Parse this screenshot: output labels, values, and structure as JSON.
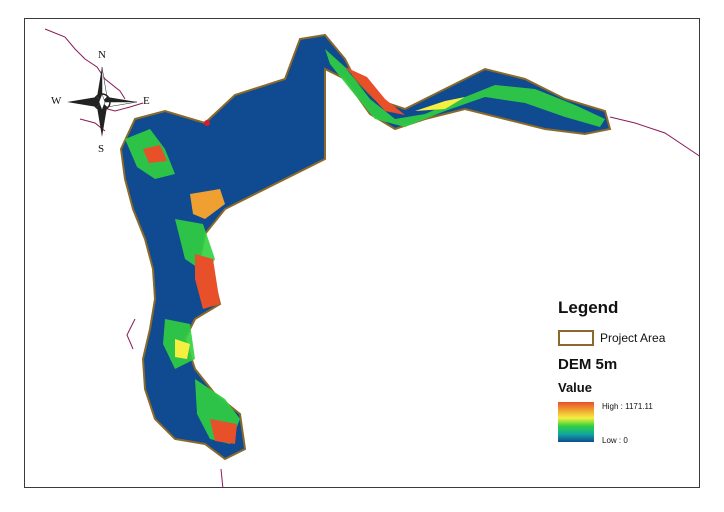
{
  "map": {
    "legend": {
      "title": "Legend",
      "project_area_label": "Project Area",
      "dem_title": "DEM 5m",
      "value_title": "Value",
      "high_label": "High : 1171.11",
      "low_label": "Low : 0",
      "project_area_color": "#8a6a2a",
      "ramp_colors": [
        "#e8502a",
        "#f0a030",
        "#f5f040",
        "#30d040",
        "#10a8a0",
        "#104a90"
      ]
    },
    "compass": {
      "north": "N",
      "south": "S",
      "east": "E",
      "west": "W"
    },
    "dem_range": {
      "high": 1171.11,
      "low": 0
    },
    "colors": {
      "lowland": "#104a90",
      "coastline": "#8b1a5a",
      "boundary": "#8a6a2a"
    }
  }
}
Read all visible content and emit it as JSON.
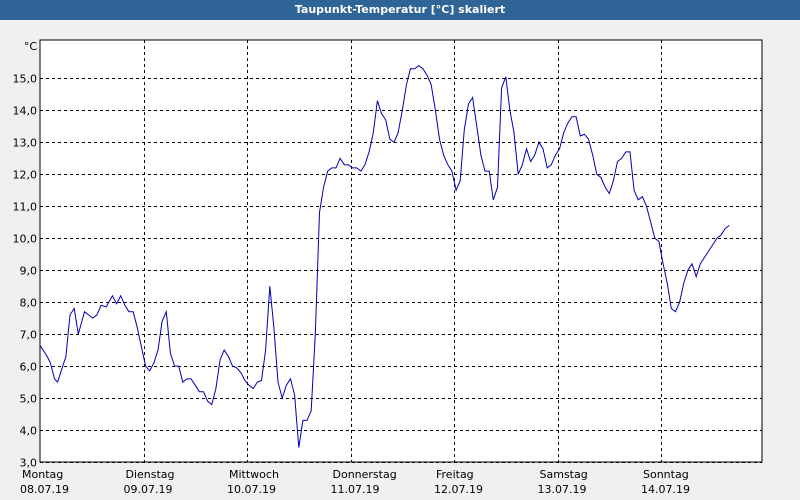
{
  "window": {
    "title": "Taupunkt-Temperatur [°C] skaliert"
  },
  "colors": {
    "title_bar": "#2f6596",
    "series_line": "#0000b4",
    "grid": "#000000",
    "plot_bg": "#ffffff"
  },
  "chart_data": {
    "type": "line",
    "title": "Taupunkt-Temperatur [°C] skaliert",
    "ylabel": "°C",
    "xlabel": "",
    "ylim": [
      3.0,
      16.2
    ],
    "xlim": [
      0,
      7
    ],
    "grid": true,
    "y_ticks": [
      "3,0",
      "4,0",
      "5,0",
      "6,0",
      "7,0",
      "8,0",
      "9,0",
      "10,0",
      "11,0",
      "12,0",
      "13,0",
      "14,0",
      "15,0"
    ],
    "x_ticks": [
      {
        "day": "Montag",
        "date": "08.07.19"
      },
      {
        "day": "Dienstag",
        "date": "09.07.19"
      },
      {
        "day": "Mittwoch",
        "date": "10.07.19"
      },
      {
        "day": "Donnerstag",
        "date": "11.07.19"
      },
      {
        "day": "Freitag",
        "date": "12.07.19"
      },
      {
        "day": "Samstag",
        "date": "13.07.19"
      },
      {
        "day": "Sonntag",
        "date": "14.07.19"
      }
    ],
    "series": [
      {
        "x_unit": "days since Montag 08.07.19 00:00",
        "points": [
          [
            0.0,
            6.65
          ],
          [
            0.07,
            6.3
          ],
          [
            0.1,
            6.1
          ],
          [
            0.14,
            5.6
          ],
          [
            0.17,
            5.5
          ],
          [
            0.21,
            5.9
          ],
          [
            0.25,
            6.3
          ],
          [
            0.29,
            7.6
          ],
          [
            0.33,
            7.8
          ],
          [
            0.37,
            7.0
          ],
          [
            0.43,
            7.7
          ],
          [
            0.47,
            7.6
          ],
          [
            0.51,
            7.5
          ],
          [
            0.55,
            7.6
          ],
          [
            0.59,
            7.9
          ],
          [
            0.64,
            7.85
          ],
          [
            0.7,
            8.2
          ],
          [
            0.74,
            7.95
          ],
          [
            0.78,
            8.2
          ],
          [
            0.82,
            7.9
          ],
          [
            0.86,
            7.7
          ],
          [
            0.9,
            7.7
          ],
          [
            0.94,
            7.2
          ],
          [
            0.98,
            6.6
          ],
          [
            1.02,
            6.0
          ],
          [
            1.06,
            5.85
          ],
          [
            1.1,
            6.1
          ],
          [
            1.14,
            6.5
          ],
          [
            1.18,
            7.4
          ],
          [
            1.22,
            7.7
          ],
          [
            1.26,
            6.4
          ],
          [
            1.3,
            6.0
          ],
          [
            1.34,
            6.0
          ],
          [
            1.38,
            5.5
          ],
          [
            1.42,
            5.6
          ],
          [
            1.46,
            5.6
          ],
          [
            1.5,
            5.4
          ],
          [
            1.54,
            5.2
          ],
          [
            1.58,
            5.2
          ],
          [
            1.62,
            4.9
          ],
          [
            1.66,
            4.8
          ],
          [
            1.7,
            5.3
          ],
          [
            1.74,
            6.2
          ],
          [
            1.78,
            6.5
          ],
          [
            1.82,
            6.3
          ],
          [
            1.86,
            6.0
          ],
          [
            1.9,
            5.95
          ],
          [
            1.94,
            5.8
          ],
          [
            1.98,
            5.55
          ],
          [
            2.02,
            5.4
          ],
          [
            2.06,
            5.3
          ],
          [
            2.1,
            5.5
          ],
          [
            2.14,
            5.55
          ],
          [
            2.18,
            6.5
          ],
          [
            2.22,
            8.5
          ],
          [
            2.26,
            7.2
          ],
          [
            2.3,
            5.5
          ],
          [
            2.34,
            5.0
          ],
          [
            2.38,
            5.4
          ],
          [
            2.42,
            5.6
          ],
          [
            2.46,
            5.1
          ],
          [
            2.5,
            3.45
          ],
          [
            2.54,
            4.3
          ],
          [
            2.58,
            4.3
          ],
          [
            2.62,
            4.6
          ],
          [
            2.66,
            7.0
          ],
          [
            2.7,
            10.8
          ],
          [
            2.74,
            11.6
          ],
          [
            2.78,
            12.1
          ],
          [
            2.82,
            12.2
          ],
          [
            2.86,
            12.2
          ],
          [
            2.9,
            12.5
          ],
          [
            2.94,
            12.3
          ],
          [
            2.98,
            12.3
          ],
          [
            3.02,
            12.2
          ],
          [
            3.06,
            12.2
          ],
          [
            3.1,
            12.1
          ],
          [
            3.14,
            12.3
          ],
          [
            3.18,
            12.7
          ],
          [
            3.22,
            13.3
          ],
          [
            3.26,
            14.3
          ],
          [
            3.3,
            13.9
          ],
          [
            3.34,
            13.7
          ],
          [
            3.38,
            13.1
          ],
          [
            3.42,
            13.0
          ],
          [
            3.46,
            13.3
          ],
          [
            3.5,
            14.0
          ],
          [
            3.54,
            14.8
          ],
          [
            3.58,
            15.3
          ],
          [
            3.62,
            15.3
          ],
          [
            3.66,
            15.4
          ],
          [
            3.7,
            15.3
          ],
          [
            3.74,
            15.1
          ],
          [
            3.78,
            14.8
          ],
          [
            3.82,
            14.0
          ],
          [
            3.86,
            13.1
          ],
          [
            3.9,
            12.6
          ],
          [
            3.94,
            12.3
          ],
          [
            3.98,
            12.1
          ],
          [
            4.02,
            11.5
          ],
          [
            4.06,
            11.8
          ],
          [
            4.1,
            13.4
          ],
          [
            4.14,
            14.2
          ],
          [
            4.18,
            14.4
          ],
          [
            4.22,
            13.5
          ],
          [
            4.26,
            12.6
          ],
          [
            4.3,
            12.1
          ],
          [
            4.34,
            12.1
          ],
          [
            4.38,
            11.2
          ],
          [
            4.42,
            11.6
          ],
          [
            4.46,
            14.7
          ],
          [
            4.5,
            15.05
          ],
          [
            4.54,
            14.0
          ],
          [
            4.58,
            13.3
          ],
          [
            4.62,
            12.0
          ],
          [
            4.66,
            12.3
          ],
          [
            4.7,
            12.8
          ],
          [
            4.74,
            12.4
          ],
          [
            4.78,
            12.6
          ],
          [
            4.82,
            13.0
          ],
          [
            4.86,
            12.8
          ],
          [
            4.9,
            12.2
          ],
          [
            4.94,
            12.3
          ],
          [
            4.98,
            12.6
          ],
          [
            5.02,
            12.8
          ],
          [
            5.06,
            13.3
          ],
          [
            5.1,
            13.6
          ],
          [
            5.14,
            13.8
          ],
          [
            5.18,
            13.8
          ],
          [
            5.22,
            13.2
          ],
          [
            5.26,
            13.25
          ],
          [
            5.3,
            13.1
          ],
          [
            5.34,
            12.6
          ],
          [
            5.38,
            12.0
          ],
          [
            5.42,
            11.9
          ],
          [
            5.46,
            11.6
          ],
          [
            5.5,
            11.4
          ],
          [
            5.54,
            11.8
          ],
          [
            5.58,
            12.4
          ],
          [
            5.62,
            12.5
          ],
          [
            5.66,
            12.7
          ],
          [
            5.7,
            12.7
          ],
          [
            5.74,
            11.5
          ],
          [
            5.78,
            11.2
          ],
          [
            5.82,
            11.3
          ],
          [
            5.86,
            11.0
          ],
          [
            5.9,
            10.5
          ],
          [
            5.94,
            10.0
          ],
          [
            5.98,
            9.9
          ],
          [
            6.02,
            9.2
          ],
          [
            6.06,
            8.6
          ],
          [
            6.1,
            7.8
          ],
          [
            6.14,
            7.7
          ],
          [
            6.18,
            8.0
          ],
          [
            6.22,
            8.6
          ],
          [
            6.26,
            9.0
          ],
          [
            6.3,
            9.2
          ],
          [
            6.34,
            8.8
          ],
          [
            6.38,
            9.2
          ],
          [
            6.42,
            9.4
          ],
          [
            6.46,
            9.6
          ],
          [
            6.5,
            9.8
          ],
          [
            6.54,
            10.0
          ],
          [
            6.58,
            10.1
          ],
          [
            6.62,
            10.3
          ],
          [
            6.66,
            10.4
          ]
        ]
      }
    ]
  }
}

» Problem description
Give only the number of lines in the entries that contain "Montag".

» Exercise answer
2